◆ GIVEN REQUEST
Check every line of the entries that follow, and copy the ones containing "times".

Data entries

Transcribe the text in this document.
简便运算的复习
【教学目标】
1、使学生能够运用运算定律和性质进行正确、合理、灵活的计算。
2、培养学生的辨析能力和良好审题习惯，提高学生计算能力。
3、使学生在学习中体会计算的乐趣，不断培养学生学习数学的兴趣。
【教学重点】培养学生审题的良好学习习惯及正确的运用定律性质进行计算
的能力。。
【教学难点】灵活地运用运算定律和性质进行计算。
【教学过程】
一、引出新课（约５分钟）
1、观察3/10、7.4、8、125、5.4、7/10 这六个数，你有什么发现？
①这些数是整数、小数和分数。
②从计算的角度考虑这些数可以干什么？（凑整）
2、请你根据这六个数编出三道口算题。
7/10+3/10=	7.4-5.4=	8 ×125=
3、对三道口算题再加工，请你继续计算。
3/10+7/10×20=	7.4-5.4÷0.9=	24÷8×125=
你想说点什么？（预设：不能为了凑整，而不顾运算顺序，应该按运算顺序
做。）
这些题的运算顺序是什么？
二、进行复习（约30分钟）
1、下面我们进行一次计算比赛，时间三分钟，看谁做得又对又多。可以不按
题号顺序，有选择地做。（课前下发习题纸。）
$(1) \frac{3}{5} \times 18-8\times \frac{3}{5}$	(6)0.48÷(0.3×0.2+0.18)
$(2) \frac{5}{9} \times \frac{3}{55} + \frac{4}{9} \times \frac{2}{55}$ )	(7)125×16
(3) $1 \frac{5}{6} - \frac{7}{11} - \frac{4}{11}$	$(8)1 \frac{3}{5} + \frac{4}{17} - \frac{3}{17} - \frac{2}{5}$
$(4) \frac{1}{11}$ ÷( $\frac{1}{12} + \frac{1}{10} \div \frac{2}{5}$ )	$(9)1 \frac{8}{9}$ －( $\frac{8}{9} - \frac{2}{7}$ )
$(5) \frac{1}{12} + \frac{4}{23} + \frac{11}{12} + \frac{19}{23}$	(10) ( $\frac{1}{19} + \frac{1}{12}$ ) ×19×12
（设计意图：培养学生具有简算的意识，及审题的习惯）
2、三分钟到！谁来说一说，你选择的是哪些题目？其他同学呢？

◆ RESPONSE
$(1) \frac{3}{5} \times 18-8\times \frac{3}{5}$	(6)0.48÷(0.3×0.2+0.18)
$(2) \frac{5}{9} \times \frac{3}{55} + \frac{4}{9} \times \frac{2}{55}$ )	(7)125×16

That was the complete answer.